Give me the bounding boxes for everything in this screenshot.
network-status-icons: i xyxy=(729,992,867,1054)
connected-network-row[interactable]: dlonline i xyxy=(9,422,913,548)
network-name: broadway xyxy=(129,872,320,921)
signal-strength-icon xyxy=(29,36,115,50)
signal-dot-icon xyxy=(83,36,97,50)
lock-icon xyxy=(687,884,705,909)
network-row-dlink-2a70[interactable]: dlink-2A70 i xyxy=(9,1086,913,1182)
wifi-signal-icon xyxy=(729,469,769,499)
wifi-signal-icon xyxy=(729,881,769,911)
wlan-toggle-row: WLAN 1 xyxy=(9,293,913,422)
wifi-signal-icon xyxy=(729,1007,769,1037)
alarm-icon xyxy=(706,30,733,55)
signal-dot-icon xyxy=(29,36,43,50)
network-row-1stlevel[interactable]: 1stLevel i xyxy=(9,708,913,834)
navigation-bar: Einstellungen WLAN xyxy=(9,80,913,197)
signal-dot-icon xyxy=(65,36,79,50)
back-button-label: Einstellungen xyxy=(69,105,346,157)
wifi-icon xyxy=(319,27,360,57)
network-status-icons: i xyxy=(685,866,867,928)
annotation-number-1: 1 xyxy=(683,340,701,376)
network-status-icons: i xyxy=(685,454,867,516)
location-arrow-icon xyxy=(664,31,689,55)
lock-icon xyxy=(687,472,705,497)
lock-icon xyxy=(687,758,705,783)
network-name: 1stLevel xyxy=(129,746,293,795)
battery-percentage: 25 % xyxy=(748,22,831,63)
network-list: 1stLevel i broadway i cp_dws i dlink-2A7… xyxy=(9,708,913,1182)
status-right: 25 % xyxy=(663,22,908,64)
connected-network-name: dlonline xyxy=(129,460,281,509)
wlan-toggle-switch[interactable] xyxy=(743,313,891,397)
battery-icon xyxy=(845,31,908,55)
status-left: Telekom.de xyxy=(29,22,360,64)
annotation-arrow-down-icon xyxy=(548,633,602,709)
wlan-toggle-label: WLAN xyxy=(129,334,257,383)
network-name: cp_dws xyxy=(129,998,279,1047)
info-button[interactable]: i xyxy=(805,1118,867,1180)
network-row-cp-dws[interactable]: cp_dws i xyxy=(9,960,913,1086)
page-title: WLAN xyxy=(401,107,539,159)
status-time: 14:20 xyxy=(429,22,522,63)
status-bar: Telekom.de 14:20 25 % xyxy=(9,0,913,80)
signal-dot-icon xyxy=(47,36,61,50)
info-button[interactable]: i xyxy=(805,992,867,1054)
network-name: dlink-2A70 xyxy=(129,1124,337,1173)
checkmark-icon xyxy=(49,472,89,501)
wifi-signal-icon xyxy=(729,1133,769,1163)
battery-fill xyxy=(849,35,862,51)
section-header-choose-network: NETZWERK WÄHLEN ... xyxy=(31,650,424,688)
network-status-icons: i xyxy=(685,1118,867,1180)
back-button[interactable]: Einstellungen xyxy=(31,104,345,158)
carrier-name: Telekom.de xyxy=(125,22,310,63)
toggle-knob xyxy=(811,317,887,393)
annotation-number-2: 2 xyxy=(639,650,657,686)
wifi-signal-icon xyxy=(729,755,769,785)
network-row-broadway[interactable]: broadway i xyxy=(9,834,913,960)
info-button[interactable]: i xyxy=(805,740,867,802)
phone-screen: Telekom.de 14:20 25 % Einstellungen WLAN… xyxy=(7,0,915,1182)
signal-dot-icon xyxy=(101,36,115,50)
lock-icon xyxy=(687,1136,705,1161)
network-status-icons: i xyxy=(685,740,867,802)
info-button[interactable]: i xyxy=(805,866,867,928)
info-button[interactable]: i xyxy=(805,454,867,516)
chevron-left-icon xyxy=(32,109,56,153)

Challenge | Reproduce every line of the entries above, character for character.

Final result |
Give me the bounding boxes for everything in this screenshot.
network-status-icons: i xyxy=(729,992,867,1054)
connected-network-row[interactable]: dlonline i xyxy=(9,422,913,548)
network-name: broadway xyxy=(129,872,320,921)
signal-strength-icon xyxy=(29,36,115,50)
signal-dot-icon xyxy=(83,36,97,50)
lock-icon xyxy=(687,884,705,909)
network-row-dlink-2a70[interactable]: dlink-2A70 i xyxy=(9,1086,913,1182)
wifi-signal-icon xyxy=(729,469,769,499)
wifi-signal-icon xyxy=(729,881,769,911)
wlan-toggle-row: WLAN 1 xyxy=(9,293,913,422)
wifi-signal-icon xyxy=(729,1007,769,1037)
alarm-icon xyxy=(706,30,733,55)
signal-dot-icon xyxy=(29,36,43,50)
network-row-1stlevel[interactable]: 1stLevel i xyxy=(9,708,913,834)
navigation-bar: Einstellungen WLAN xyxy=(9,80,913,197)
signal-dot-icon xyxy=(65,36,79,50)
back-button-label: Einstellungen xyxy=(69,105,346,157)
wifi-icon xyxy=(319,27,360,57)
network-status-icons: i xyxy=(685,866,867,928)
annotation-number-1: 1 xyxy=(683,340,701,376)
network-status-icons: i xyxy=(685,454,867,516)
location-arrow-icon xyxy=(664,31,689,55)
lock-icon xyxy=(687,472,705,497)
lock-icon xyxy=(687,758,705,783)
network-name: 1stLevel xyxy=(129,746,293,795)
battery-percentage: 25 % xyxy=(748,22,831,63)
network-list: 1stLevel i broadway i cp_dws i dlink-2A7… xyxy=(9,708,913,1182)
status-right: 25 % xyxy=(663,22,908,64)
connected-network-name: dlonline xyxy=(129,460,281,509)
wlan-toggle-switch[interactable] xyxy=(743,313,891,397)
battery-icon xyxy=(845,31,908,55)
status-left: Telekom.de xyxy=(29,22,360,64)
annotation-arrow-down-icon xyxy=(548,633,602,709)
wlan-toggle-label: WLAN xyxy=(129,334,257,383)
network-name: cp_dws xyxy=(129,998,279,1047)
info-button[interactable]: i xyxy=(805,1118,867,1180)
network-row-cp-dws[interactable]: cp_dws i xyxy=(9,960,913,1086)
page-title: WLAN xyxy=(401,107,539,159)
status-time: 14:20 xyxy=(429,22,522,63)
status-bar: Telekom.de 14:20 25 % xyxy=(9,0,913,80)
signal-dot-icon xyxy=(47,36,61,50)
info-button[interactable]: i xyxy=(805,992,867,1054)
network-name: dlink-2A70 xyxy=(129,1124,337,1173)
checkmark-icon xyxy=(49,472,89,501)
wifi-signal-icon xyxy=(729,1133,769,1163)
battery-fill xyxy=(849,35,862,51)
section-header-choose-network: NETZWERK WÄHLEN ... xyxy=(31,650,424,688)
network-status-icons: i xyxy=(685,1118,867,1180)
back-button[interactable]: Einstellungen xyxy=(31,104,345,158)
carrier-name: Telekom.de xyxy=(125,22,310,63)
toggle-knob xyxy=(811,317,887,393)
annotation-number-2: 2 xyxy=(639,650,657,686)
wifi-signal-icon xyxy=(729,755,769,785)
network-row-broadway[interactable]: broadway i xyxy=(9,834,913,960)
info-button[interactable]: i xyxy=(805,740,867,802)
phone-screen: Telekom.de 14:20 25 % Einstellungen WLAN… xyxy=(7,0,915,1182)
signal-dot-icon xyxy=(101,36,115,50)
lock-icon xyxy=(687,1136,705,1161)
network-status-icons: i xyxy=(685,740,867,802)
info-button[interactable]: i xyxy=(805,866,867,928)
info-button[interactable]: i xyxy=(805,454,867,516)
chevron-left-icon xyxy=(32,109,56,153)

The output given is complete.